**GIVEN REQUEST:**
Find every line of the listing below where "this" appears, and copy it.

**GIVEN DATA:**
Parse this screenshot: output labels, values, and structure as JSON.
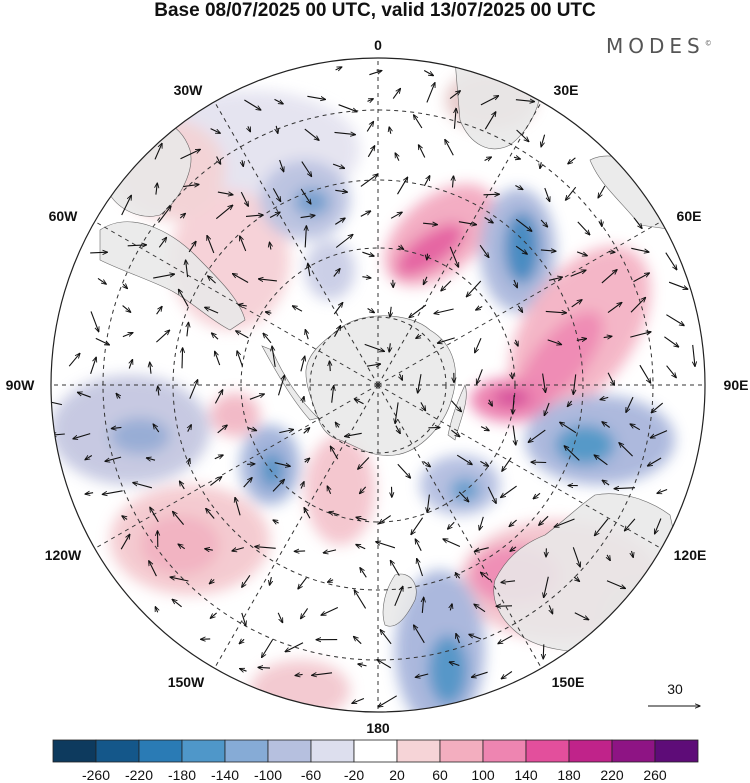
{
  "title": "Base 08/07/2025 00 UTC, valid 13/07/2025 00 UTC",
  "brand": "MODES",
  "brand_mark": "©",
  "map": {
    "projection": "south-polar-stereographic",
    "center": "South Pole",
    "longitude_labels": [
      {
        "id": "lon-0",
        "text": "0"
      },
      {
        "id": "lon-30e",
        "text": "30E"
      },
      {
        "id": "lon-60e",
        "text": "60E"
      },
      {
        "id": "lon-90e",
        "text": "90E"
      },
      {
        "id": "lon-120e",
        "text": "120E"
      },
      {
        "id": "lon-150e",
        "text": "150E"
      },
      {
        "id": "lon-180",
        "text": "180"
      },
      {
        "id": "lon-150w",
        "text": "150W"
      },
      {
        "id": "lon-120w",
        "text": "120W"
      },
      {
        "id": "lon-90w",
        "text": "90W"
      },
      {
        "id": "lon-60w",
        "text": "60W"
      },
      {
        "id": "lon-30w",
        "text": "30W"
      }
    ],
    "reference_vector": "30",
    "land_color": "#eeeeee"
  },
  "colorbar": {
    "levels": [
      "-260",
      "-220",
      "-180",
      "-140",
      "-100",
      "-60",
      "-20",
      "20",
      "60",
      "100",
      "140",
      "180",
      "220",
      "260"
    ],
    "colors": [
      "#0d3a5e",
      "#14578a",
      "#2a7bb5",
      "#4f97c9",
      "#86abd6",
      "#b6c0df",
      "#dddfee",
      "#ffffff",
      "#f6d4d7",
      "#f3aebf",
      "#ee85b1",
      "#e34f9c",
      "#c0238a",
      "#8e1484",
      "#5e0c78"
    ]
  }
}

* * *

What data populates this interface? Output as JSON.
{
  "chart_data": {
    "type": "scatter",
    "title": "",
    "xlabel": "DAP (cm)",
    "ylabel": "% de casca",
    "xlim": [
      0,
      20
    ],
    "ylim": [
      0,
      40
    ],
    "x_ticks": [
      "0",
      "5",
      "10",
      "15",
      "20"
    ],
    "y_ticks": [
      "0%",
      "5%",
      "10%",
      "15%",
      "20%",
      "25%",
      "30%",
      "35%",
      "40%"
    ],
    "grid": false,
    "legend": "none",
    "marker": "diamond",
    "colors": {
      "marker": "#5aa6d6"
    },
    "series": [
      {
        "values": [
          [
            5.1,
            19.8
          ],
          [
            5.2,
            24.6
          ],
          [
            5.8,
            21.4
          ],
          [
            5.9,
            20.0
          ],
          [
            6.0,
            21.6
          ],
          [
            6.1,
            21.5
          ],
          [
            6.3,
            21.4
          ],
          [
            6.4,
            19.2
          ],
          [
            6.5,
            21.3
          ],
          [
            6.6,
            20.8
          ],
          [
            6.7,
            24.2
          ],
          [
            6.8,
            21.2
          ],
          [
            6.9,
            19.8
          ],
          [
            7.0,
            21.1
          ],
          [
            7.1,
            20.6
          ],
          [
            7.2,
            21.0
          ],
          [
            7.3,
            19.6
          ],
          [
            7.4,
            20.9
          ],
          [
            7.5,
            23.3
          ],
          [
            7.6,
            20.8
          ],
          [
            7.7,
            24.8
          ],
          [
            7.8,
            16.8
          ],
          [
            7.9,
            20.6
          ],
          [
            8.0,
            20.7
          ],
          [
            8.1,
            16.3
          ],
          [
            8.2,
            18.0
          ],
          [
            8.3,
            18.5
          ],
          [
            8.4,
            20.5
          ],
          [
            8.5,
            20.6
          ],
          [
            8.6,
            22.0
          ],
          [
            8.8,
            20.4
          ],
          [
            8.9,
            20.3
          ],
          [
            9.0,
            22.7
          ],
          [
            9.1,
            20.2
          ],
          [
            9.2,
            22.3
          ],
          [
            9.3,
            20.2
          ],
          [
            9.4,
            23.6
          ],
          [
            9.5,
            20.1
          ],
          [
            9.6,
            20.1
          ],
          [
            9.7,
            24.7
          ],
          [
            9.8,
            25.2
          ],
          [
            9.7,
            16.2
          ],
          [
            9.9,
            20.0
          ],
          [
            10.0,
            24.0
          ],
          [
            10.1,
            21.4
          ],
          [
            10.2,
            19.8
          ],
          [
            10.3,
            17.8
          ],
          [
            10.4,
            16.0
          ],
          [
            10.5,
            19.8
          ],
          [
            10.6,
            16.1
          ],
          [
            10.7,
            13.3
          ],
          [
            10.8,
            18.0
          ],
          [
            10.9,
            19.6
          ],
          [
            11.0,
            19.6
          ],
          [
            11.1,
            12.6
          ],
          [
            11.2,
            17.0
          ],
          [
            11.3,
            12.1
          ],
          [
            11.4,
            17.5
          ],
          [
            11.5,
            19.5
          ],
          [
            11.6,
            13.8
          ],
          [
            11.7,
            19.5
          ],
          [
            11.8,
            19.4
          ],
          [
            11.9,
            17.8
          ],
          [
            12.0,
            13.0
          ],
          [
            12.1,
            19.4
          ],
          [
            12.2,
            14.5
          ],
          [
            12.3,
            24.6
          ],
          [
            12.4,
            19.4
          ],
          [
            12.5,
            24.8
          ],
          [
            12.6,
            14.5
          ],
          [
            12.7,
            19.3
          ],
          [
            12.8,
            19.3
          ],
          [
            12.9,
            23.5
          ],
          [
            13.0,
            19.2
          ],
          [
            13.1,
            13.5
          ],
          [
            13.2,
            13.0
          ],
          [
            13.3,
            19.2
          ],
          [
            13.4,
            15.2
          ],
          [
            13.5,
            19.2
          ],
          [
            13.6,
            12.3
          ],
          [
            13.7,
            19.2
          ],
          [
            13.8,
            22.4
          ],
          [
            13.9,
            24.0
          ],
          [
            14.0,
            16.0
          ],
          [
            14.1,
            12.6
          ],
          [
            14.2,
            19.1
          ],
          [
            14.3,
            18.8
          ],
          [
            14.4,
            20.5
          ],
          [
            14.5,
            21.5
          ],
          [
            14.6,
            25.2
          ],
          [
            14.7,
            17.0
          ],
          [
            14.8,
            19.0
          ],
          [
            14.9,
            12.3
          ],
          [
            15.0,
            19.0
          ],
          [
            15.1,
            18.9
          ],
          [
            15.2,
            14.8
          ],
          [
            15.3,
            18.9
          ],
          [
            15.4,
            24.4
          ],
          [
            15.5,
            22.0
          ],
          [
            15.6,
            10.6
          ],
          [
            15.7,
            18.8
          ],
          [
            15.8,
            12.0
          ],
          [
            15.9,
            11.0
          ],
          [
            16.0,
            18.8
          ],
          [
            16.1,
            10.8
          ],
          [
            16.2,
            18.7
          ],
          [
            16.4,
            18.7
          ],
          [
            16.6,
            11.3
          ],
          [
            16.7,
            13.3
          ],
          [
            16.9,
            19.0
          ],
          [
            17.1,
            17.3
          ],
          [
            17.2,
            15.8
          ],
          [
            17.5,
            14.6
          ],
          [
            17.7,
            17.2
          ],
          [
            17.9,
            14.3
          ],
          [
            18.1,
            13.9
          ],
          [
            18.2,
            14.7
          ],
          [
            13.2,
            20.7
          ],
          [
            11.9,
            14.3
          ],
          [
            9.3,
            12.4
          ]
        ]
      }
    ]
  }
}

**FULL RESPONSE:**
Parse this screenshot: output labels, values, and structure as JSON.
What data populates this interface? Output as JSON.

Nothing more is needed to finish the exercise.